[Records contained in a dataset]
▼▼▼
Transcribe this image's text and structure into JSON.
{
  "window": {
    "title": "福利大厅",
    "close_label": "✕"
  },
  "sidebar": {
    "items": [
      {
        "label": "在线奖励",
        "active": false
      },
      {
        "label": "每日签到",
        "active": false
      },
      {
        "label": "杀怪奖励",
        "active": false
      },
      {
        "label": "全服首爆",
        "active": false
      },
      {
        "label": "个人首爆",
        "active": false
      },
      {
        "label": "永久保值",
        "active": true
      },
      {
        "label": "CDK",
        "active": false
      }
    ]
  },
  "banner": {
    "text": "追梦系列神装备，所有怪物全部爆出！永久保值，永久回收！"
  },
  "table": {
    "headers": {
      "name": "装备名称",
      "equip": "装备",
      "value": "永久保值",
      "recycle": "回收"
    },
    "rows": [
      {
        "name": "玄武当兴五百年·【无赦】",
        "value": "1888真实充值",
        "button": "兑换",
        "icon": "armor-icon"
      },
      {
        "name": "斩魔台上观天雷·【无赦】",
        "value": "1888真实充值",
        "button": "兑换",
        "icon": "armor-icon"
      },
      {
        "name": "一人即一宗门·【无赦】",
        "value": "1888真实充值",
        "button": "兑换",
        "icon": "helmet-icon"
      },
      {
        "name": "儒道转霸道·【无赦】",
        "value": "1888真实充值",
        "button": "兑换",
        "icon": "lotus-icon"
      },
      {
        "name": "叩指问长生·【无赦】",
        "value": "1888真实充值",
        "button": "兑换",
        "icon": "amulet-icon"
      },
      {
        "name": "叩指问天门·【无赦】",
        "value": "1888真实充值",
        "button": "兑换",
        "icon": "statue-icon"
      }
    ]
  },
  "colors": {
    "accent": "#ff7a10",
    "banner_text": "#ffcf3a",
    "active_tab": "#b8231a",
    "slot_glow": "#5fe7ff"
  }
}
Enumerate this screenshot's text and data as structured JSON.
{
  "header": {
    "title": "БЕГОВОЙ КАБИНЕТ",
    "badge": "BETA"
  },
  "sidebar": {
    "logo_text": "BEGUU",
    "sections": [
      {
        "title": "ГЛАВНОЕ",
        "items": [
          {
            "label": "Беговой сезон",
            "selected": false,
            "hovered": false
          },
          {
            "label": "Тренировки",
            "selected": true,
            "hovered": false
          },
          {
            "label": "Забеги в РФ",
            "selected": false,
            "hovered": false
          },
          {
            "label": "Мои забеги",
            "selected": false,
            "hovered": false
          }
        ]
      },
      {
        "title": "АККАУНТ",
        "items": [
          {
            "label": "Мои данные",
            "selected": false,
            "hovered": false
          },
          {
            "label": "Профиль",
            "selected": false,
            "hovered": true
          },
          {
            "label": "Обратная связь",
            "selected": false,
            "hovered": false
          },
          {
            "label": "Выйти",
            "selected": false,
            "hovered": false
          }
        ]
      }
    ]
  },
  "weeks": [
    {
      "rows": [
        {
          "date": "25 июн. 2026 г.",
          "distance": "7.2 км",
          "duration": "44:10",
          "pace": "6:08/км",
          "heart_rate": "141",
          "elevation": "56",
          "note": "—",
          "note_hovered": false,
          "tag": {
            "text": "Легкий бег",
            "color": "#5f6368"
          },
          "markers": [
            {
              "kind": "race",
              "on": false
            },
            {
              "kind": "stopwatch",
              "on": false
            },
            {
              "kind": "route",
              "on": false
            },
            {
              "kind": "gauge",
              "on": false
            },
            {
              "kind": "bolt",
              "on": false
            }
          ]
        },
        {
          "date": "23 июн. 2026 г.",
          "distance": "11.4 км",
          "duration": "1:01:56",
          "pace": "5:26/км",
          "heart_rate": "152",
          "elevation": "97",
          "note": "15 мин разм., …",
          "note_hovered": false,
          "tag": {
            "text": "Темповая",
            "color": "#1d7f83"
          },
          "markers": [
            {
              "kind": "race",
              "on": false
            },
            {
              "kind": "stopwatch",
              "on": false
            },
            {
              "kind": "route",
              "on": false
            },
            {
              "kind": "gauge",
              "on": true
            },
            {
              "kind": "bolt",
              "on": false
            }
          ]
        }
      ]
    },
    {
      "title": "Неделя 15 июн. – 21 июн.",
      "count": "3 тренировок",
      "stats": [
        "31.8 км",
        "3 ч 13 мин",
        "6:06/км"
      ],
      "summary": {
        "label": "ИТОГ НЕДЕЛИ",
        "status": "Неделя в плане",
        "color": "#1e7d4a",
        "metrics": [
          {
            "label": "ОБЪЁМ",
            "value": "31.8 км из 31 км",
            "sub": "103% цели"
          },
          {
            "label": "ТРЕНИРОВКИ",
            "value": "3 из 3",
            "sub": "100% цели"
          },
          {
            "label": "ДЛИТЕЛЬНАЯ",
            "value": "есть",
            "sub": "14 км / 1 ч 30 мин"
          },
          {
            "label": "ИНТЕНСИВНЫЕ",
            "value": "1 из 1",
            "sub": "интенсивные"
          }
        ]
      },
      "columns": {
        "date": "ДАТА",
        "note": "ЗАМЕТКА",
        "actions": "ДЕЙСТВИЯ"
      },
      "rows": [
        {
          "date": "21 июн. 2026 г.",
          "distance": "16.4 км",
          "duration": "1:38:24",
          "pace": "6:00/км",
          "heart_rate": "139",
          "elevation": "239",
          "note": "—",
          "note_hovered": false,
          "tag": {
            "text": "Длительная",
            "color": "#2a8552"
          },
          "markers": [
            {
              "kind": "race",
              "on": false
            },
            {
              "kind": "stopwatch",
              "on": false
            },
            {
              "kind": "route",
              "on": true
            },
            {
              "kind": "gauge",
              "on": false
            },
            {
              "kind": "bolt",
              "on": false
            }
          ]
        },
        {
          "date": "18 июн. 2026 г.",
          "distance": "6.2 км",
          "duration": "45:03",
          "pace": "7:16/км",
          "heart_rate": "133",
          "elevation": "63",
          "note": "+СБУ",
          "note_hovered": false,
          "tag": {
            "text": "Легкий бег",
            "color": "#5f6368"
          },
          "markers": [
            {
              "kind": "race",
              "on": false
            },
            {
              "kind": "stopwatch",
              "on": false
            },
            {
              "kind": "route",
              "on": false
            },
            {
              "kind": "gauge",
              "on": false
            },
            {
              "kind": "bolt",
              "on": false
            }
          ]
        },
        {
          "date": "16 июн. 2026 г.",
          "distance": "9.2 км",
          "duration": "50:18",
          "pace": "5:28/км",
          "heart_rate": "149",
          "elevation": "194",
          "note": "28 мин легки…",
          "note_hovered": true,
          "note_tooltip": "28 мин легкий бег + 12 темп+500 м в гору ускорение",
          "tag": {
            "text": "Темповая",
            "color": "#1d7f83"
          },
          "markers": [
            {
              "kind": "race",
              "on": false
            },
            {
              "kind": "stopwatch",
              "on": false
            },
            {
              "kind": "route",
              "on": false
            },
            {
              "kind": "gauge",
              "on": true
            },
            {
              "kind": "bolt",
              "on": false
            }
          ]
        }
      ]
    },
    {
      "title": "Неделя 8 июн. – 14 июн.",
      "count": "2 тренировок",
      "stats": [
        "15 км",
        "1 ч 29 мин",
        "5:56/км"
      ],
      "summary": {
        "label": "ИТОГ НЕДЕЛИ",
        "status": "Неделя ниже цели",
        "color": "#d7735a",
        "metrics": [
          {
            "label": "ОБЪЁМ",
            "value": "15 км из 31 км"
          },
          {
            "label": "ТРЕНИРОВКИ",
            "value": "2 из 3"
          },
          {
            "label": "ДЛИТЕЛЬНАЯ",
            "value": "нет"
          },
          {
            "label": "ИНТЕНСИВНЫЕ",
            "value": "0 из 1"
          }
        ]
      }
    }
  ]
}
▲▲▲
Copy down the whole of the data above, matching it exactly.

(Exercise solution):
Transcribe this image's text and structure into JSON.
{
  "window": {
    "title": "福利大厅",
    "close_label": "✕"
  },
  "sidebar": {
    "items": [
      {
        "label": "在线奖励",
        "active": false
      },
      {
        "label": "每日签到",
        "active": false
      },
      {
        "label": "杀怪奖励",
        "active": false
      },
      {
        "label": "全服首爆",
        "active": false
      },
      {
        "label": "个人首爆",
        "active": false
      },
      {
        "label": "永久保值",
        "active": true
      },
      {
        "label": "CDK",
        "active": false
      }
    ]
  },
  "banner": {
    "text": "追梦系列神装备，所有怪物全部爆出！永久保值，永久回收！"
  },
  "table": {
    "headers": {
      "name": "装备名称",
      "equip": "装备",
      "value": "永久保值",
      "recycle": "回收"
    },
    "rows": [
      {
        "name": "玄武当兴五百年·【无赦】",
        "value": "1888真实充值",
        "button": "兑换",
        "icon": "armor-icon"
      },
      {
        "name": "斩魔台上观天雷·【无赦】",
        "value": "1888真实充值",
        "button": "兑换",
        "icon": "armor-icon"
      },
      {
        "name": "一人即一宗门·【无赦】",
        "value": "1888真实充值",
        "button": "兑换",
        "icon": "helmet-icon"
      },
      {
        "name": "儒道转霸道·【无赦】",
        "value": "1888真实充值",
        "button": "兑换",
        "icon": "lotus-icon"
      },
      {
        "name": "叩指问长生·【无赦】",
        "value": "1888真实充值",
        "button": "兑换",
        "icon": "amulet-icon"
      },
      {
        "name": "叩指问天门·【无赦】",
        "value": "1888真实充值",
        "button": "兑换",
        "icon": "statue-icon"
      }
    ]
  },
  "colors": {
    "accent": "#ff7a10",
    "banner_text": "#ffcf3a",
    "active_tab": "#b8231a",
    "slot_glow": "#5fe7ff"
  }
}
Enumerate this screenshot's text and data as structured JSON.
{
  "header": {
    "title": "БЕГОВОЙ КАБИНЕТ",
    "badge": "BETA"
  },
  "sidebar": {
    "logo_text": "BEGUU",
    "sections": [
      {
        "title": "ГЛАВНОЕ",
        "items": [
          {
            "label": "Беговой сезон",
            "selected": false,
            "hovered": false
          },
          {
            "label": "Тренировки",
            "selected": true,
            "hovered": false
          },
          {
            "label": "Забеги в РФ",
            "selected": false,
            "hovered": false
          },
          {
            "label": "Мои забеги",
            "selected": false,
            "hovered": false
          }
        ]
      },
      {
        "title": "АККАУНТ",
        "items": [
          {
            "label": "Мои данные",
            "selected": false,
            "hovered": false
          },
          {
            "label": "Профиль",
            "selected": false,
            "hovered": true
          },
          {
            "label": "Обратная связь",
            "selected": false,
            "hovered": false
          },
          {
            "label": "Выйти",
            "selected": false,
            "hovered": false
          }
        ]
      }
    ]
  },
  "weeks": [
    {
      "rows": [
        {
          "date": "25 июн. 2026 г.",
          "distance": "7.2 км",
          "duration": "44:10",
          "pace": "6:08/км",
          "heart_rate": "141",
          "elevation": "56",
          "note": "—",
          "note_hovered": false,
          "tag": {
            "text": "Легкий бег",
            "color": "#5f6368"
          },
          "markers": [
            {
              "kind": "race",
              "on": false
            },
            {
              "kind": "stopwatch",
              "on": false
            },
            {
              "kind": "route",
              "on": false
            },
            {
              "kind": "gauge",
              "on": false
            },
            {
              "kind": "bolt",
              "on": false
            }
          ]
        },
        {
          "date": "23 июн. 2026 г.",
          "distance": "11.4 км",
          "duration": "1:01:56",
          "pace": "5:26/км",
          "heart_rate": "152",
          "elevation": "97",
          "note": "15 мин разм., …",
          "note_hovered": false,
          "tag": {
            "text": "Темповая",
            "color": "#1d7f83"
          },
          "markers": [
            {
              "kind": "race",
              "on": false
            },
            {
              "kind": "stopwatch",
              "on": false
            },
            {
              "kind": "route",
              "on": false
            },
            {
              "kind": "gauge",
              "on": true
            },
            {
              "kind": "bolt",
              "on": false
            }
          ]
        }
      ]
    },
    {
      "title": "Неделя 15 июн. – 21 июн.",
      "count": "3 тренировок",
      "stats": [
        "31.8 км",
        "3 ч 13 мин",
        "6:06/км"
      ],
      "summary": {
        "label": "ИТОГ НЕДЕЛИ",
        "status": "Неделя в плане",
        "color": "#1e7d4a",
        "metrics": [
          {
            "label": "ОБЪЁМ",
            "value": "31.8 км из 31 км",
            "sub": "103% цели"
          },
          {
            "label": "ТРЕНИРОВКИ",
            "value": "3 из 3",
            "sub": "100% цели"
          },
          {
            "label": "ДЛИТЕЛЬНАЯ",
            "value": "есть",
            "sub": "14 км / 1 ч 30 мин"
          },
          {
            "label": "ИНТЕНСИВНЫЕ",
            "value": "1 из 1",
            "sub": "интенсивные"
          }
        ]
      },
      "columns": {
        "date": "ДАТА",
        "note": "ЗАМЕТКА",
        "actions": "ДЕЙСТВИЯ"
      },
      "rows": [
        {
          "date": "21 июн. 2026 г.",
          "distance": "16.4 км",
          "duration": "1:38:24",
          "pace": "6:00/км",
          "heart_rate": "139",
          "elevation": "239",
          "note": "—",
          "note_hovered": false,
          "tag": {
            "text": "Длительная",
            "color": "#2a8552"
          },
          "markers": [
            {
              "kind": "race",
              "on": false
            },
            {
              "kind": "stopwatch",
              "on": false
            },
            {
              "kind": "route",
              "on": true
            },
            {
              "kind": "gauge",
              "on": false
            },
            {
              "kind": "bolt",
              "on": false
            }
          ]
        },
        {
          "date": "18 июн. 2026 г.",
          "distance": "6.2 км",
          "duration": "45:03",
          "pace": "7:16/км",
          "heart_rate": "133",
          "elevation": "63",
          "note": "+СБУ",
          "note_hovered": false,
          "tag": {
            "text": "Легкий бег",
            "color": "#5f6368"
          },
          "markers": [
            {
              "kind": "race",
              "on": false
            },
            {
              "kind": "stopwatch",
              "on": false
            },
            {
              "kind": "route",
              "on": false
            },
            {
              "kind": "gauge",
              "on": false
            },
            {
              "kind": "bolt",
              "on": false
            }
          ]
        },
        {
          "date": "16 июн. 2026 г.",
          "distance": "9.2 км",
          "duration": "50:18",
          "pace": "5:28/км",
          "heart_rate": "149",
          "elevation": "194",
          "note": "28 мин легки…",
          "note_hovered": true,
          "note_tooltip": "28 мин легкий бег + 12 темп+500 м в гору ускорение",
          "tag": {
            "text": "Темповая",
            "color": "#1d7f83"
          },
          "markers": [
            {
              "kind": "race",
              "on": false
            },
            {
              "kind": "stopwatch",
              "on": false
            },
            {
              "kind": "route",
              "on": false
            },
            {
              "kind": "gauge",
              "on": true
            },
            {
              "kind": "bolt",
              "on": false
            }
          ]
        }
      ]
    },
    {
      "title": "Неделя 8 июн. – 14 июн.",
      "count": "2 тренировок",
      "stats": [
        "15 км",
        "1 ч 29 мин",
        "5:56/км"
      ],
      "summary": {
        "label": "ИТОГ НЕДЕЛИ",
        "status": "Неделя ниже цели",
        "color": "#d7735a",
        "metrics": [
          {
            "label": "ОБЪЁМ",
            "value": "15 км из 31 км"
          },
          {
            "label": "ТРЕНИРОВКИ",
            "value": "2 из 3"
          },
          {
            "label": "ДЛИТЕЛЬНАЯ",
            "value": "нет"
          },
          {
            "label": "ИНТЕНСИВНЫЕ",
            "value": "0 из 1"
          }
        ]
      }
    }
  ]
}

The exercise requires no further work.